[Collection entries]
----

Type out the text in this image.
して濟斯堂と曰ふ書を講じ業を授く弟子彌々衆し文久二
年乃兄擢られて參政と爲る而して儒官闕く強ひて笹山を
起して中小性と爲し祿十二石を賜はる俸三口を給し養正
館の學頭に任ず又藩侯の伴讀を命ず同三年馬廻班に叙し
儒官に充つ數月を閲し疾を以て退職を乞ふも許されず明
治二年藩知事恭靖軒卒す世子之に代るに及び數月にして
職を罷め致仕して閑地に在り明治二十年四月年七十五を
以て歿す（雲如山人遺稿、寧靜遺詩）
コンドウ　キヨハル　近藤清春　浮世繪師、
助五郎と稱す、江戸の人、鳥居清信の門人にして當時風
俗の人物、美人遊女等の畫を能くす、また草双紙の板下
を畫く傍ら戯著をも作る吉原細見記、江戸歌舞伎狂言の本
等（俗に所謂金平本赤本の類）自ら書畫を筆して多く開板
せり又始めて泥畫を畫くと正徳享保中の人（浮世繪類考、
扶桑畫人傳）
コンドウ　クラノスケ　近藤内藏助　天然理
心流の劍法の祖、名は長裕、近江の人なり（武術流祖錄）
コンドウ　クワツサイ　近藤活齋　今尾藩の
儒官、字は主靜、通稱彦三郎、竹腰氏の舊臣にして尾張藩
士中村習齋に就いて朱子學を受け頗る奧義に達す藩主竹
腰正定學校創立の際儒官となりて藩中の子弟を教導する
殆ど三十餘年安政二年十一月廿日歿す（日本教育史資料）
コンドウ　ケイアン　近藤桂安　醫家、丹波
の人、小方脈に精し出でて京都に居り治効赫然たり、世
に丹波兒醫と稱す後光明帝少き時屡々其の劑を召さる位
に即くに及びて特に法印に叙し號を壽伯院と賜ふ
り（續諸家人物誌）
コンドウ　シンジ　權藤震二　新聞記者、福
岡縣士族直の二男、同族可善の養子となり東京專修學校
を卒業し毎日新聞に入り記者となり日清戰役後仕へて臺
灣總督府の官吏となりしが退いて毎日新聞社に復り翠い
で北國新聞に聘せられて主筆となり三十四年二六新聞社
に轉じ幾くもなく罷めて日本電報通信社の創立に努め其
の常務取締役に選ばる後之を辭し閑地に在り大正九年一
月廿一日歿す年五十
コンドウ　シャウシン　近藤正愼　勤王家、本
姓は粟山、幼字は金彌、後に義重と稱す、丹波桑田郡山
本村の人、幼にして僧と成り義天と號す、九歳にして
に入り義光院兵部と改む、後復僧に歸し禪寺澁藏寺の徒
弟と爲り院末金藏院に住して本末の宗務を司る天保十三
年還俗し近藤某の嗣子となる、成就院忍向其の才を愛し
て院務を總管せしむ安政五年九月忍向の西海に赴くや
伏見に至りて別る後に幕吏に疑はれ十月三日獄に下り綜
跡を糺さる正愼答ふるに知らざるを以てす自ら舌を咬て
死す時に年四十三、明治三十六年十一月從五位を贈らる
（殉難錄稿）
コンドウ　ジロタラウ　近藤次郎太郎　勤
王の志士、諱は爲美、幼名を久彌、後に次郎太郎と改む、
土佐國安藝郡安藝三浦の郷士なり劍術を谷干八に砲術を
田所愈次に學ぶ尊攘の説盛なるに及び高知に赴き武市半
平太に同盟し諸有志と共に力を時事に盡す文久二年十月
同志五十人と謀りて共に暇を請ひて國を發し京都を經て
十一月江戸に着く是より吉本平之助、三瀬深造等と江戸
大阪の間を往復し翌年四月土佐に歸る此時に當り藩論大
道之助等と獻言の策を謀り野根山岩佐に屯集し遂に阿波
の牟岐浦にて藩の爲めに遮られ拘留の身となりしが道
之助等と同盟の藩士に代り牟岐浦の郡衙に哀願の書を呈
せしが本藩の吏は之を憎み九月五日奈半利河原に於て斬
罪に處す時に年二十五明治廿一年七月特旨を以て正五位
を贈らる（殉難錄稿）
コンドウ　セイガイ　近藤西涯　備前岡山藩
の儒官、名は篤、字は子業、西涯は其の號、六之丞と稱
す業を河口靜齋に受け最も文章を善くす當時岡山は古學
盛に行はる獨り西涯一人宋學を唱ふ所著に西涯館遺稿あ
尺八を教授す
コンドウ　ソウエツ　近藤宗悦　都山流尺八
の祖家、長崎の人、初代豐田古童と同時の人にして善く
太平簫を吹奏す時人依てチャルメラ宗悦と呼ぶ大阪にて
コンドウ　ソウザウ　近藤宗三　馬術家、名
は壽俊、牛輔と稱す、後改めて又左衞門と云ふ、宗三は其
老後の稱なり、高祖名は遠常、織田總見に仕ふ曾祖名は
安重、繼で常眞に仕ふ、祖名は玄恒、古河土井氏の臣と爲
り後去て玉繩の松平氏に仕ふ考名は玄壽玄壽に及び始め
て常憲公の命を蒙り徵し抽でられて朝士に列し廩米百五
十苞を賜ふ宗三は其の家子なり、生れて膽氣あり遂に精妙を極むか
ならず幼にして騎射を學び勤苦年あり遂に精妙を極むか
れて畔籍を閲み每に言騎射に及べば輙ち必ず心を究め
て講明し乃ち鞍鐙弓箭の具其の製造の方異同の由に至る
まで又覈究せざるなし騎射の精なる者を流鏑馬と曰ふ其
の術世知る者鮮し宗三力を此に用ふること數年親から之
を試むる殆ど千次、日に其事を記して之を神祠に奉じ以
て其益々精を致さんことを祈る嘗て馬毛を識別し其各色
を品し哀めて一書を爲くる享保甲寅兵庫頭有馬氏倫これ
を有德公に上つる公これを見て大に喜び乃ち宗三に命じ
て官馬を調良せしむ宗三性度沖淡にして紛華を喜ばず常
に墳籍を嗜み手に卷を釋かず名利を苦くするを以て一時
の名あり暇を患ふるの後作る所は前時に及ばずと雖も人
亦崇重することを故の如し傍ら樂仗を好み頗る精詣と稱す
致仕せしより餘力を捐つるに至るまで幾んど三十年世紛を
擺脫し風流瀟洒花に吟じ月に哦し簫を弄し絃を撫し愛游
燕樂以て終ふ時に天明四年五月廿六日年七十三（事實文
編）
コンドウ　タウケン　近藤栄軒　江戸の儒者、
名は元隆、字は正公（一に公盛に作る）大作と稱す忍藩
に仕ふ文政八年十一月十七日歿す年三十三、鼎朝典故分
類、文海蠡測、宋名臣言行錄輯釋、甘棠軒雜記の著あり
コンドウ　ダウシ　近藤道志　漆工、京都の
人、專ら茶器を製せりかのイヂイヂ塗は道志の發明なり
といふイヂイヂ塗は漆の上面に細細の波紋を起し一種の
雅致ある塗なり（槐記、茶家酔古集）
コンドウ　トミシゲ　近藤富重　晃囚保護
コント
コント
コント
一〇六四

----

Directions for this task: Output the records exactly, including every line.

Output of the task:
Type out the text in this image.
して濟斯堂と曰ふ書を講じ業を授く弟子彌々衆し文久二
年乃兄擢られて參政と爲る而して儒官闕く強ひて笹山を
起して中小性と爲し祿十二石を賜はる俸三口を給し養正
館の學頭に任ず又藩侯の伴讀を命ず同三年馬廻班に叙し
儒官に充つ數月を閲し疾を以て退職を乞ふも許されず明
治二年藩知事恭靖軒卒す世子之に代るに及び數月にして
職を罷め致仕して閑地に在り明治二十年四月年七十五を
以て歿す（雲如山人遺稿、寧靜遺詩）
コンドウ　キヨハル　近藤清春　浮世繪師、
助五郎と稱す、江戸の人、鳥居清信の門人にして當時風
俗の人物、美人遊女等の畫を能くす、また草双紙の板下
を畫く傍ら戯著をも作る吉原細見記、江戸歌舞伎狂言の本
等（俗に所謂金平本赤本の類）自ら書畫を筆して多く開板
せり又始めて泥畫を畫くと正徳享保中の人（浮世繪類考、
扶桑畫人傳）
コンドウ　クラノスケ　近藤内藏助　天然理
心流の劍法の祖、名は長裕、近江の人なり（武術流祖錄）
コンドウ　クワツサイ　近藤活齋　今尾藩の
儒官、字は主靜、通稱彦三郎、竹腰氏の舊臣にして尾張藩
士中村習齋に就いて朱子學を受け頗る奧義に達す藩主竹
腰正定學校創立の際儒官となりて藩中の子弟を教導する
殆ど三十餘年安政二年十一月廿日歿す（日本教育史資料）
コンドウ　ケイアン　近藤桂安　醫家、丹波
の人、小方脈に精し出でて京都に居り治効赫然たり、世
に丹波兒醫と稱す後光明帝少き時屡々其の劑を召さる位
に即くに及びて特に法印に叙し號を壽伯院と賜ふ
り（續諸家人物誌）
コンドウ　シンジ　權藤震二　新聞記者、福
岡縣士族直の二男、同族可善の養子となり東京專修學校
を卒業し毎日新聞に入り記者となり日清戰役後仕へて臺
灣總督府の官吏となりしが退いて毎日新聞社に復り翠い
で北國新聞に聘せられて主筆となり三十四年二六新聞社
に轉じ幾くもなく罷めて日本電報通信社の創立に努め其
の常務取締役に選ばる後之を辭し閑地に在り大正九年一
月廿一日歿す年五十
コンドウ　シャウシン　近藤正愼　勤王家、本
姓は粟山、幼字は金彌、後に義重と稱す、丹波桑田郡山
本村の人、幼にして僧と成り義天と號す、九歳にして
に入り義光院兵部と改む、後復僧に歸し禪寺澁藏寺の徒
弟と爲り院末金藏院に住して本末の宗務を司る天保十三
年還俗し近藤某の嗣子となる、成就院忍向其の才を愛し
て院務を總管せしむ安政五年九月忍向の西海に赴くや
伏見に至りて別る後に幕吏に疑はれ十月三日獄に下り綜
跡を糺さる正愼答ふるに知らざるを以てす自ら舌を咬て
死す時に年四十三、明治三十六年十一月從五位を贈らる
（殉難錄稿）
コンドウ　ジロタラウ　近藤次郎太郎　勤
王の志士、諱は爲美、幼名を久彌、後に次郎太郎と改む、
土佐國安藝郡安藝三浦の郷士なり劍術を谷干八に砲術を
田所愈次に學ぶ尊攘の説盛なるに及び高知に赴き武市半
平太に同盟し諸有志と共に力を時事に盡す文久二年十月
同志五十人と謀りて共に暇を請ひて國を發し京都を經て
十一月江戸に着く是より吉本平之助、三瀬深造等と江戸
大阪の間を往復し翌年四月土佐に歸る此時に當り藩論大
道之助等と獻言の策を謀り野根山岩佐に屯集し遂に阿波
の牟岐浦にて藩の爲めに遮られ拘留の身となりしが道
之助等と同盟の藩士に代り牟岐浦の郡衙に哀願の書を呈
せしが本藩の吏は之を憎み九月五日奈半利河原に於て斬
罪に處す時に年二十五明治廿一年七月特旨を以て正五位
を贈らる（殉難錄稿）
コンドウ　セイガイ　近藤西涯　備前岡山藩
の儒官、名は篤、字は子業、西涯は其の號、六之丞と稱
す業を河口靜齋に受け最も文章を善くす當時岡山は古學
盛に行はる獨り西涯一人宋學を唱ふ所著に西涯館遺稿あ
尺八を教授す
コンドウ　ソウエツ　近藤宗悦　都山流尺八
の祖家、長崎の人、初代豐田古童と同時の人にして善く
太平簫を吹奏す時人依てチャルメラ宗悦と呼ぶ大阪にて
コンドウ　ソウザウ　近藤宗三　馬術家、名
は壽俊、牛輔と稱す、後改めて又左衞門と云ふ、宗三は其
老後の稱なり、高祖名は遠常、織田總見に仕ふ曾祖名は
安重、繼で常眞に仕ふ、祖名は玄恒、古河土井氏の臣と爲
り後去て玉繩の松平氏に仕ふ考名は玄壽玄壽に及び始め
て常憲公の命を蒙り徵し抽でられて朝士に列し廩米百五
十苞を賜ふ宗三は其の家子なり、生れて膽氣あり遂に精妙を極むか
ならず幼にして騎射を學び勤苦年あり遂に精妙を極むか
れて畔籍を閲み每に言騎射に及べば輙ち必ず心を究め
て講明し乃ち鞍鐙弓箭の具其の製造の方異同の由に至る
まで又覈究せざるなし騎射の精なる者を流鏑馬と曰ふ其
の術世知る者鮮し宗三力を此に用ふること數年親から之
を試むる殆ど千次、日に其事を記して之を神祠に奉じ以
て其益々精を致さんことを祈る嘗て馬毛を識別し其各色
を品し哀めて一書を爲くる享保甲寅兵庫頭有馬氏倫これ
を有德公に上つる公これを見て大に喜び乃ち宗三に命じ
て官馬を調良せしむ宗三性度沖淡にして紛華を喜ばず常
に墳籍を嗜み手に卷を釋かず名利を苦くするを以て一時
の名あり暇を患ふるの後作る所は前時に及ばずと雖も人
亦崇重することを故の如し傍ら樂仗を好み頗る精詣と稱す
致仕せしより餘力を捐つるに至るまで幾んど三十年世紛を
擺脫し風流瀟洒花に吟じ月に哦し簫を弄し絃を撫し愛游
燕樂以て終ふ時に天明四年五月廿六日年七十三（事實文
編）
コンドウ　タウケン　近藤栄軒　江戸の儒者、
名は元隆、字は正公（一に公盛に作る）大作と稱す忍藩
に仕ふ文政八年十一月十七日歿す年三十三、鼎朝典故分
類、文海蠡測、宋名臣言行錄輯釋、甘棠軒雜記の著あり
コンドウ　ダウシ　近藤道志　漆工、京都の
人、專ら茶器を製せりかのイヂイヂ塗は道志の發明なり
といふイヂイヂ塗は漆の上面に細細の波紋を起し一種の
雅致ある塗なり（槐記、茶家酔古集）
コンドウ　トミシゲ　近藤富重　晃囚保護
コント
コント
コント
一〇六四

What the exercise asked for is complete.